▼
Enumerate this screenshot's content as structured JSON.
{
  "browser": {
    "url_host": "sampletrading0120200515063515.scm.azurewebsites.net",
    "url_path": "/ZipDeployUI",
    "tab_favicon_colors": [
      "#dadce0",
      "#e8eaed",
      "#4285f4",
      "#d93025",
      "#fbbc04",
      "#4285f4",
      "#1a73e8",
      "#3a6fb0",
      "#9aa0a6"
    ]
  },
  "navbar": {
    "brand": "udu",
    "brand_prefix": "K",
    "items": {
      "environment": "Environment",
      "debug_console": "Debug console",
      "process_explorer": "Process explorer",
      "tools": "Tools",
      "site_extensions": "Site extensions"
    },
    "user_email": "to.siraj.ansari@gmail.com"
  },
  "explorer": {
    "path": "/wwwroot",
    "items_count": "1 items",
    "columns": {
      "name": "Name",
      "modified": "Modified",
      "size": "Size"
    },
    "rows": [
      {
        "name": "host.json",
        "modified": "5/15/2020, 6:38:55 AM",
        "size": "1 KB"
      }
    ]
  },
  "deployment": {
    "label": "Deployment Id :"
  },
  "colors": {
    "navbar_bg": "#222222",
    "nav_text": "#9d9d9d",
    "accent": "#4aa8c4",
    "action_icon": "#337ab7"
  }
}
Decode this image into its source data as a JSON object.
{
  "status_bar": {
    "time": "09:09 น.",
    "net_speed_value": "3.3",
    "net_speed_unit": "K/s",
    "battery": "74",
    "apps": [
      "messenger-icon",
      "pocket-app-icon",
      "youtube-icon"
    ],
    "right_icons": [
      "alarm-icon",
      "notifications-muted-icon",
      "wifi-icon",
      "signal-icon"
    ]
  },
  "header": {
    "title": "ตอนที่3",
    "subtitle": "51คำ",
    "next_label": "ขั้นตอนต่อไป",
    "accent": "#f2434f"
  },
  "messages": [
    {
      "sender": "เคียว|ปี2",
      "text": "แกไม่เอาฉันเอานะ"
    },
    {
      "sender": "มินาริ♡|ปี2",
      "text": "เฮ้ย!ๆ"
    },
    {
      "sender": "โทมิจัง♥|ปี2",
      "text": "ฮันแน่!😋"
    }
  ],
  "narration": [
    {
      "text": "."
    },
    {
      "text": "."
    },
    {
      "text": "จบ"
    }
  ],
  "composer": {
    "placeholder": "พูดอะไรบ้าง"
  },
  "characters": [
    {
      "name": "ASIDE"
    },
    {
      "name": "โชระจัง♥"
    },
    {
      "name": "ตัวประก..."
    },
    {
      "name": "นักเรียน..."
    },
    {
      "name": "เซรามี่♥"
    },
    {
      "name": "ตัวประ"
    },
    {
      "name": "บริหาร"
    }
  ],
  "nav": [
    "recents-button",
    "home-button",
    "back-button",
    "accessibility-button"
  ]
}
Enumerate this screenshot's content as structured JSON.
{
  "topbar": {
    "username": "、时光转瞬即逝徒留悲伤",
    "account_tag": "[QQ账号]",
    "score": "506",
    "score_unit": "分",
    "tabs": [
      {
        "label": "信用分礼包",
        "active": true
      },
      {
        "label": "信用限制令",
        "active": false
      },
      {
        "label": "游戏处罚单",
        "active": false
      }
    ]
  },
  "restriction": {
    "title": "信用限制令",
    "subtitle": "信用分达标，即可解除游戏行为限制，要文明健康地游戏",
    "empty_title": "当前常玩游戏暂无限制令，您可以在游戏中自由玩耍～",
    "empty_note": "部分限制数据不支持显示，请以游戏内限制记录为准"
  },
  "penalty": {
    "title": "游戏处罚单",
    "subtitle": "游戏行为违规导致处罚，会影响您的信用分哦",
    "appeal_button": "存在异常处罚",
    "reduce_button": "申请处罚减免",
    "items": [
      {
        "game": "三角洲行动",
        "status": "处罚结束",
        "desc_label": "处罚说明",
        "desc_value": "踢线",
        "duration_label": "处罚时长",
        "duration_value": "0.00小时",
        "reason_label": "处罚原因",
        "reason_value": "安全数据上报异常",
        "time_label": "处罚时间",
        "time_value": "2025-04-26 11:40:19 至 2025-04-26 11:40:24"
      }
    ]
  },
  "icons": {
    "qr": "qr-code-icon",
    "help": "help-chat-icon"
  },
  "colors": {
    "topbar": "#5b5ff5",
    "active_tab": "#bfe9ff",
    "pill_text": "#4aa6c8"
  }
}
▲
## Task directions
Transcribe all entries exactly as they are given.

## Exercise response
Enumerate this screenshot's content as structured JSON.
{
  "browser": {
    "url_host": "sampletrading0120200515063515.scm.azurewebsites.net",
    "url_path": "/ZipDeployUI",
    "tab_favicon_colors": [
      "#dadce0",
      "#e8eaed",
      "#4285f4",
      "#d93025",
      "#fbbc04",
      "#4285f4",
      "#1a73e8",
      "#3a6fb0",
      "#9aa0a6"
    ]
  },
  "navbar": {
    "brand": "udu",
    "brand_prefix": "K",
    "items": {
      "environment": "Environment",
      "debug_console": "Debug console",
      "process_explorer": "Process explorer",
      "tools": "Tools",
      "site_extensions": "Site extensions"
    },
    "user_email": "to.siraj.ansari@gmail.com"
  },
  "explorer": {
    "path": "/wwwroot",
    "items_count": "1 items",
    "columns": {
      "name": "Name",
      "modified": "Modified",
      "size": "Size"
    },
    "rows": [
      {
        "name": "host.json",
        "modified": "5/15/2020, 6:38:55 AM",
        "size": "1 KB"
      }
    ]
  },
  "deployment": {
    "label": "Deployment Id :"
  },
  "colors": {
    "navbar_bg": "#222222",
    "nav_text": "#9d9d9d",
    "accent": "#4aa8c4",
    "action_icon": "#337ab7"
  }
}
Decode this image into its source data as a JSON object.
{
  "status_bar": {
    "time": "09:09 น.",
    "net_speed_value": "3.3",
    "net_speed_unit": "K/s",
    "battery": "74",
    "apps": [
      "messenger-icon",
      "pocket-app-icon",
      "youtube-icon"
    ],
    "right_icons": [
      "alarm-icon",
      "notifications-muted-icon",
      "wifi-icon",
      "signal-icon"
    ]
  },
  "header": {
    "title": "ตอนที่3",
    "subtitle": "51คำ",
    "next_label": "ขั้นตอนต่อไป",
    "accent": "#f2434f"
  },
  "messages": [
    {
      "sender": "เคียว|ปี2",
      "text": "แกไม่เอาฉันเอานะ"
    },
    {
      "sender": "มินาริ♡|ปี2",
      "text": "เฮ้ย!ๆ"
    },
    {
      "sender": "โทมิจัง♥|ปี2",
      "text": "ฮันแน่!😋"
    }
  ],
  "narration": [
    {
      "text": "."
    },
    {
      "text": "."
    },
    {
      "text": "จบ"
    }
  ],
  "composer": {
    "placeholder": "พูดอะไรบ้าง"
  },
  "characters": [
    {
      "name": "ASIDE"
    },
    {
      "name": "โชระจัง♥"
    },
    {
      "name": "ตัวประก..."
    },
    {
      "name": "นักเรียน..."
    },
    {
      "name": "เซรามี่♥"
    },
    {
      "name": "ตัวประ"
    },
    {
      "name": "บริหาร"
    }
  ],
  "nav": [
    "recents-button",
    "home-button",
    "back-button",
    "accessibility-button"
  ]
}
Enumerate this screenshot's content as structured JSON.
{
  "topbar": {
    "username": "、时光转瞬即逝徒留悲伤",
    "account_tag": "[QQ账号]",
    "score": "506",
    "score_unit": "分",
    "tabs": [
      {
        "label": "信用分礼包",
        "active": true
      },
      {
        "label": "信用限制令",
        "active": false
      },
      {
        "label": "游戏处罚单",
        "active": false
      }
    ]
  },
  "restriction": {
    "title": "信用限制令",
    "subtitle": "信用分达标，即可解除游戏行为限制，要文明健康地游戏",
    "empty_title": "当前常玩游戏暂无限制令，您可以在游戏中自由玩耍～",
    "empty_note": "部分限制数据不支持显示，请以游戏内限制记录为准"
  },
  "penalty": {
    "title": "游戏处罚单",
    "subtitle": "游戏行为违规导致处罚，会影响您的信用分哦",
    "appeal_button": "存在异常处罚",
    "reduce_button": "申请处罚减免",
    "items": [
      {
        "game": "三角洲行动",
        "status": "处罚结束",
        "desc_label": "处罚说明",
        "desc_value": "踢线",
        "duration_label": "处罚时长",
        "duration_value": "0.00小时",
        "reason_label": "处罚原因",
        "reason_value": "安全数据上报异常",
        "time_label": "处罚时间",
        "time_value": "2025-04-26 11:40:19 至 2025-04-26 11:40:24"
      }
    ]
  },
  "icons": {
    "qr": "qr-code-icon",
    "help": "help-chat-icon"
  },
  "colors": {
    "topbar": "#5b5ff5",
    "active_tab": "#bfe9ff",
    "pill_text": "#4aa6c8"
  }
}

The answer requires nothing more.